**Work to complete**:
Read the listing below and copy out every line that holds "psów".

[begin Data to process]

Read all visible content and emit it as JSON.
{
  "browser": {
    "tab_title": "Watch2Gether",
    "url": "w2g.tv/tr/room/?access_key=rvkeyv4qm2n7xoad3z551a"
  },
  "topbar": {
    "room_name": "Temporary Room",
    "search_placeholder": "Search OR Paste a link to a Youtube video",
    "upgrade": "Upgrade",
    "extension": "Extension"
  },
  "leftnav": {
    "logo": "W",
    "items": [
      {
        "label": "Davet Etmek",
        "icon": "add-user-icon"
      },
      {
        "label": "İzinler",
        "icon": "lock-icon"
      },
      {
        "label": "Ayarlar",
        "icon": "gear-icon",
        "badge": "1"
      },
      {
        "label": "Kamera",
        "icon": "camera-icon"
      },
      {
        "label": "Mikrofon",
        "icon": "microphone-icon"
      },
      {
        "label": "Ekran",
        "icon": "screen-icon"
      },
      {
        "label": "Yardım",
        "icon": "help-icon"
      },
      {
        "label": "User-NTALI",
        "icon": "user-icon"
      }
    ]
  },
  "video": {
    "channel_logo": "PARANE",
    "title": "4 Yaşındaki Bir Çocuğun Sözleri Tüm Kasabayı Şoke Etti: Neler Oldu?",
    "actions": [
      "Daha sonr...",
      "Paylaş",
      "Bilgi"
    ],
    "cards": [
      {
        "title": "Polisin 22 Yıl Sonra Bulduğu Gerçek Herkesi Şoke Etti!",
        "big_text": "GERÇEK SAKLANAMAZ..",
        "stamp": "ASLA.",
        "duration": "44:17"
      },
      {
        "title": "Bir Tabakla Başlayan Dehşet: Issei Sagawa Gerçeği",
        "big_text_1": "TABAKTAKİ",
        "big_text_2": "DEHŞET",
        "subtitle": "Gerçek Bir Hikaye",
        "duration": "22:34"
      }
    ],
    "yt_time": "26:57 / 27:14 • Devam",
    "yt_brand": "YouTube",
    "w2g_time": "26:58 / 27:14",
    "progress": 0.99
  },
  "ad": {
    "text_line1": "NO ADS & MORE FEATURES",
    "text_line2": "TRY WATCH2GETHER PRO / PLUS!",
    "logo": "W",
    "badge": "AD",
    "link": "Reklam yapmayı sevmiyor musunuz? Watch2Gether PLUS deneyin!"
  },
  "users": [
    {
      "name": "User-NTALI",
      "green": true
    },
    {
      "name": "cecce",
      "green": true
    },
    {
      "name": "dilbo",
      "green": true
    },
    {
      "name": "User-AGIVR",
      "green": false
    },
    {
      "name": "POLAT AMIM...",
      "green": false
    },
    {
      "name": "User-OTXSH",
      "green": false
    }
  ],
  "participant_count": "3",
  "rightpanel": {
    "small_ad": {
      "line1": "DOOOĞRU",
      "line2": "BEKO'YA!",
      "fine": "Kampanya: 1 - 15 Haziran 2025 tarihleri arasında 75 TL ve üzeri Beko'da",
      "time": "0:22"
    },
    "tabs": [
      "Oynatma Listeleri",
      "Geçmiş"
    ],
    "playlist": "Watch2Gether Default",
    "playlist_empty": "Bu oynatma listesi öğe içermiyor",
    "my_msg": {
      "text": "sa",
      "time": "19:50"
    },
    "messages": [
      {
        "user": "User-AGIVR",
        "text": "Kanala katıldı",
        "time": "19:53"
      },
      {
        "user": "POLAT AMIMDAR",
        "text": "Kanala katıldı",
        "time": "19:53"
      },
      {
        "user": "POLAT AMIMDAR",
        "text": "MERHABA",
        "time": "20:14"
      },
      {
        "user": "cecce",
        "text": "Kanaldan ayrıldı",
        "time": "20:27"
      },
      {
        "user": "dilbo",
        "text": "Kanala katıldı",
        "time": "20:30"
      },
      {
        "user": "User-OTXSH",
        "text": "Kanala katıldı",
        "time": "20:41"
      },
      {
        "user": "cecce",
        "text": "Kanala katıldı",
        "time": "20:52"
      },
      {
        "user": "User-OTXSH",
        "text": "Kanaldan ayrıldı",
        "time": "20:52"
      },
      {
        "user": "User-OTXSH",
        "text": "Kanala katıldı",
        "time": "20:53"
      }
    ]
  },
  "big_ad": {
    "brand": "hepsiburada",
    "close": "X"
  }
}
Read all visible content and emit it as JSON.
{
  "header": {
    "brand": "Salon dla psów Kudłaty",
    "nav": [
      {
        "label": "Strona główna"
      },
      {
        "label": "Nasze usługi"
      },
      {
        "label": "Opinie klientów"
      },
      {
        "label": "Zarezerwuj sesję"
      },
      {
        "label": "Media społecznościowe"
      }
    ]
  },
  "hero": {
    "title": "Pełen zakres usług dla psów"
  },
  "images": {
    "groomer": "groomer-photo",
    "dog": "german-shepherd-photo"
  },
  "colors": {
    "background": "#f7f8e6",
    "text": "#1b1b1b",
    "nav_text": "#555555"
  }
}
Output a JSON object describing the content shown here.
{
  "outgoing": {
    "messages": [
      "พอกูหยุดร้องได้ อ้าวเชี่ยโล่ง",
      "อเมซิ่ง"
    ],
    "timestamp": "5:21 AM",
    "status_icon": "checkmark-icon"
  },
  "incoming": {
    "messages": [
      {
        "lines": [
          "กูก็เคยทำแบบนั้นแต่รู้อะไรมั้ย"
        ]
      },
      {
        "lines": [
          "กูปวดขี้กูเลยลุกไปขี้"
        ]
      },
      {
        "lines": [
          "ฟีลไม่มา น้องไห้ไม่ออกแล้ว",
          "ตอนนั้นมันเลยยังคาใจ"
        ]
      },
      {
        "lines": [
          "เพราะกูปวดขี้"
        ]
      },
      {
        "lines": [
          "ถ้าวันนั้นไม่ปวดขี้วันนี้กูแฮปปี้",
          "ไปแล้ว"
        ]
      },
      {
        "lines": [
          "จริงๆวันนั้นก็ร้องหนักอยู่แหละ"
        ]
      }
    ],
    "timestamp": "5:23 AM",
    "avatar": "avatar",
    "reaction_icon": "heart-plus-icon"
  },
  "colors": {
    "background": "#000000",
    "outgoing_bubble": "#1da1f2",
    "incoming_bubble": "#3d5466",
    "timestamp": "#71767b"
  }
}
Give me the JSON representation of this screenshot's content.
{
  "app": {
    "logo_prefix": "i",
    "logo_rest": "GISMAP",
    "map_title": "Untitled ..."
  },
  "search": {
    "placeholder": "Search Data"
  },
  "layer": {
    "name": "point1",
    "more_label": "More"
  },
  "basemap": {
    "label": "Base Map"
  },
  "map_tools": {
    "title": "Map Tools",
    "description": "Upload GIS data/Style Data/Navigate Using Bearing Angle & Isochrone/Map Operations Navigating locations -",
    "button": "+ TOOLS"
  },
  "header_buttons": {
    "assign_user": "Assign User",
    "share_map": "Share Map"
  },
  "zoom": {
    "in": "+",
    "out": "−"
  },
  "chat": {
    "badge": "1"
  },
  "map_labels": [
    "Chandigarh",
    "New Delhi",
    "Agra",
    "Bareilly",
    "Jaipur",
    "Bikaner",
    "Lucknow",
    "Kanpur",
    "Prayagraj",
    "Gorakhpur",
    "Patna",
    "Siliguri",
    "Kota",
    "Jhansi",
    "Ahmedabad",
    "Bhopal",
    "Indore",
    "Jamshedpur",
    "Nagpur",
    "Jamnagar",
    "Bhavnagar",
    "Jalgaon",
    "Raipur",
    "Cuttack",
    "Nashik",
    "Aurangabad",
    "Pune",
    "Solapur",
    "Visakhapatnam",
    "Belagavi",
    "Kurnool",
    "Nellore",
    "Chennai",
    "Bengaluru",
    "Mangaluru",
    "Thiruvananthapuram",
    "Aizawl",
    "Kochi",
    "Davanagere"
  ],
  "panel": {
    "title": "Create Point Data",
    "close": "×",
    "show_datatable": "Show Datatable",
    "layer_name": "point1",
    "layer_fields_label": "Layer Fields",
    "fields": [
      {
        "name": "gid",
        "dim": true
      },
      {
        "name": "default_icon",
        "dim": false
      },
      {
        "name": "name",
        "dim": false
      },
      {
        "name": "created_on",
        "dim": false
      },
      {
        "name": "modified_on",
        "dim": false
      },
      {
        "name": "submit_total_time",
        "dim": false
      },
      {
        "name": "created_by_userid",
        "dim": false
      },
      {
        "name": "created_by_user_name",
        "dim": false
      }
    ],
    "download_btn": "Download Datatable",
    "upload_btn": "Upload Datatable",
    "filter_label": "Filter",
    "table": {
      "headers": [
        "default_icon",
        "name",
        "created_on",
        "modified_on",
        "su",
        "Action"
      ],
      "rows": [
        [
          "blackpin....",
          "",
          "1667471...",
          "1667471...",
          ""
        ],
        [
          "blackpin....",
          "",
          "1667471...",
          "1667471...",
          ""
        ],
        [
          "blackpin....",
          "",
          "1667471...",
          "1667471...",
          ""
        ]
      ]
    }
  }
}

[end Data to process]

**The reply**:
    "brand": "Salon dla psów Kudłaty",
    "title": "Pełen zakres usług dla psów"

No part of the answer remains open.